[Short problem] Copy out all the records exactly.

──────── Input material ────────

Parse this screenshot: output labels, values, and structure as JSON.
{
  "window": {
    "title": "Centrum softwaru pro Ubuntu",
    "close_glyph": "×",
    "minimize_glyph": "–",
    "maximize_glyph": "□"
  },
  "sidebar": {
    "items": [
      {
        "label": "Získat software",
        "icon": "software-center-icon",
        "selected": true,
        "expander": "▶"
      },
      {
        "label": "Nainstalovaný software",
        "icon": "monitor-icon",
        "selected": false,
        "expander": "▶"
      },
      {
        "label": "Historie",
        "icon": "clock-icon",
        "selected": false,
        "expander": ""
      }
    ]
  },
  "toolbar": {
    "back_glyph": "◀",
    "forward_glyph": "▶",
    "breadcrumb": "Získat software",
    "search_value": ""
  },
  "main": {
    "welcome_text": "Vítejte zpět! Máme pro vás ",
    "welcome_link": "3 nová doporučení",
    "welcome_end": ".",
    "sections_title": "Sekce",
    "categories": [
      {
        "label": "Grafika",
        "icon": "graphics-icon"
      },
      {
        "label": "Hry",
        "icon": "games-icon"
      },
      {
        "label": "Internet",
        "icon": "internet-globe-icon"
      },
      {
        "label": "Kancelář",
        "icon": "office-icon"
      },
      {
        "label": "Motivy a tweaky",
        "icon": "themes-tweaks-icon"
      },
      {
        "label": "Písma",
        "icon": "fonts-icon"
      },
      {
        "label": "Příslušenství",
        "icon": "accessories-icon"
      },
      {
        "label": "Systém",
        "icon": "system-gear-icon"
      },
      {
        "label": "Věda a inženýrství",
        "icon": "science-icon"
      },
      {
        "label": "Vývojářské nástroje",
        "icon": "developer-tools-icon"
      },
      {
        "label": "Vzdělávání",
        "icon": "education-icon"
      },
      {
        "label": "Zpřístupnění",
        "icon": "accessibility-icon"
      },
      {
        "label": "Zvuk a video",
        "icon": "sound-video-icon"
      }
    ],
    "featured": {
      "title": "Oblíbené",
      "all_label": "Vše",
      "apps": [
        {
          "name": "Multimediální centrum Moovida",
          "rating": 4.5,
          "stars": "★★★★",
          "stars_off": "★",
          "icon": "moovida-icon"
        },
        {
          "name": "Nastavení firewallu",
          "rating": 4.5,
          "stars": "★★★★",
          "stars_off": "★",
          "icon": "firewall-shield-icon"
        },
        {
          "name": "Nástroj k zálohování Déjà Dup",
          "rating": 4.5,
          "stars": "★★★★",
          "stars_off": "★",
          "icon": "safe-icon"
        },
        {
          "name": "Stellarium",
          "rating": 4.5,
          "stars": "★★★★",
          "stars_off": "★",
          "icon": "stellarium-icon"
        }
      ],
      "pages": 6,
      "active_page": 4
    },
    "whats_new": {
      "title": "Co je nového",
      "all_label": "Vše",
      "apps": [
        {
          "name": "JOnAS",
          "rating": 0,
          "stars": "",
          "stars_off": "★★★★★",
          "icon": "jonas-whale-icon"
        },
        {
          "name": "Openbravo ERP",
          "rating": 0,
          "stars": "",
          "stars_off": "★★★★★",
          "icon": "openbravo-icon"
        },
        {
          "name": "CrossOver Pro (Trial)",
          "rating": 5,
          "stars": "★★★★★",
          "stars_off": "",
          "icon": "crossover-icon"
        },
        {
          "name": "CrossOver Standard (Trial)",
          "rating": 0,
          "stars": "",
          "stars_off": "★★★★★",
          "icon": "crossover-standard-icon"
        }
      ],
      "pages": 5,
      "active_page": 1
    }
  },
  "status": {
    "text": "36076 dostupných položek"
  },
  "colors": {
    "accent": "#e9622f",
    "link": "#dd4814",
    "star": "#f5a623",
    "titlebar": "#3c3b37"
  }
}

────────

[Solution for this exercise]
Parse this screenshot: output labels, values, and structure as JSON.
{
  "window": {
    "title": "Centrum softwaru pro Ubuntu",
    "close_glyph": "×",
    "minimize_glyph": "–",
    "maximize_glyph": "□"
  },
  "sidebar": {
    "items": [
      {
        "label": "Získat software",
        "icon": "software-center-icon",
        "selected": true,
        "expander": "▶"
      },
      {
        "label": "Nainstalovaný software",
        "icon": "monitor-icon",
        "selected": false,
        "expander": "▶"
      },
      {
        "label": "Historie",
        "icon": "clock-icon",
        "selected": false,
        "expander": ""
      }
    ]
  },
  "toolbar": {
    "back_glyph": "◀",
    "forward_glyph": "▶",
    "breadcrumb": "Získat software",
    "search_value": ""
  },
  "main": {
    "welcome_text": "Vítejte zpět! Máme pro vás ",
    "welcome_link": "3 nová doporučení",
    "welcome_end": ".",
    "sections_title": "Sekce",
    "categories": [
      {
        "label": "Grafika",
        "icon": "graphics-icon"
      },
      {
        "label": "Hry",
        "icon": "games-icon"
      },
      {
        "label": "Internet",
        "icon": "internet-globe-icon"
      },
      {
        "label": "Kancelář",
        "icon": "office-icon"
      },
      {
        "label": "Motivy a tweaky",
        "icon": "themes-tweaks-icon"
      },
      {
        "label": "Písma",
        "icon": "fonts-icon"
      },
      {
        "label": "Příslušenství",
        "icon": "accessories-icon"
      },
      {
        "label": "Systém",
        "icon": "system-gear-icon"
      },
      {
        "label": "Věda a inženýrství",
        "icon": "science-icon"
      },
      {
        "label": "Vývojářské nástroje",
        "icon": "developer-tools-icon"
      },
      {
        "label": "Vzdělávání",
        "icon": "education-icon"
      },
      {
        "label": "Zpřístupnění",
        "icon": "accessibility-icon"
      },
      {
        "label": "Zvuk a video",
        "icon": "sound-video-icon"
      }
    ],
    "featured": {
      "title": "Oblíbené",
      "all_label": "Vše",
      "apps": [
        {
          "name": "Multimediální centrum Moovida",
          "rating": 4.5,
          "stars": "★★★★",
          "stars_off": "★",
          "icon": "moovida-icon"
        },
        {
          "name": "Nastavení firewallu",
          "rating": 4.5,
          "stars": "★★★★",
          "stars_off": "★",
          "icon": "firewall-shield-icon"
        },
        {
          "name": "Nástroj k zálohování Déjà Dup",
          "rating": 4.5,
          "stars": "★★★★",
          "stars_off": "★",
          "icon": "safe-icon"
        },
        {
          "name": "Stellarium",
          "rating": 4.5,
          "stars": "★★★★",
          "stars_off": "★",
          "icon": "stellarium-icon"
        }
      ],
      "pages": 6,
      "active_page": 4
    },
    "whats_new": {
      "title": "Co je nového",
      "all_label": "Vše",
      "apps": [
        {
          "name": "JOnAS",
          "rating": 0,
          "stars": "",
          "stars_off": "★★★★★",
          "icon": "jonas-whale-icon"
        },
        {
          "name": "Openbravo ERP",
          "rating": 0,
          "stars": "",
          "stars_off": "★★★★★",
          "icon": "openbravo-icon"
        },
        {
          "name": "CrossOver Pro (Trial)",
          "rating": 5,
          "stars": "★★★★★",
          "stars_off": "",
          "icon": "crossover-icon"
        },
        {
          "name": "CrossOver Standard (Trial)",
          "rating": 0,
          "stars": "",
          "stars_off": "★★★★★",
          "icon": "crossover-standard-icon"
        }
      ],
      "pages": 5,
      "active_page": 1
    }
  },
  "status": {
    "text": "36076 dostupných položek"
  },
  "colors": {
    "accent": "#e9622f",
    "link": "#dd4814",
    "star": "#f5a623",
    "titlebar": "#3c3b37"
  }
}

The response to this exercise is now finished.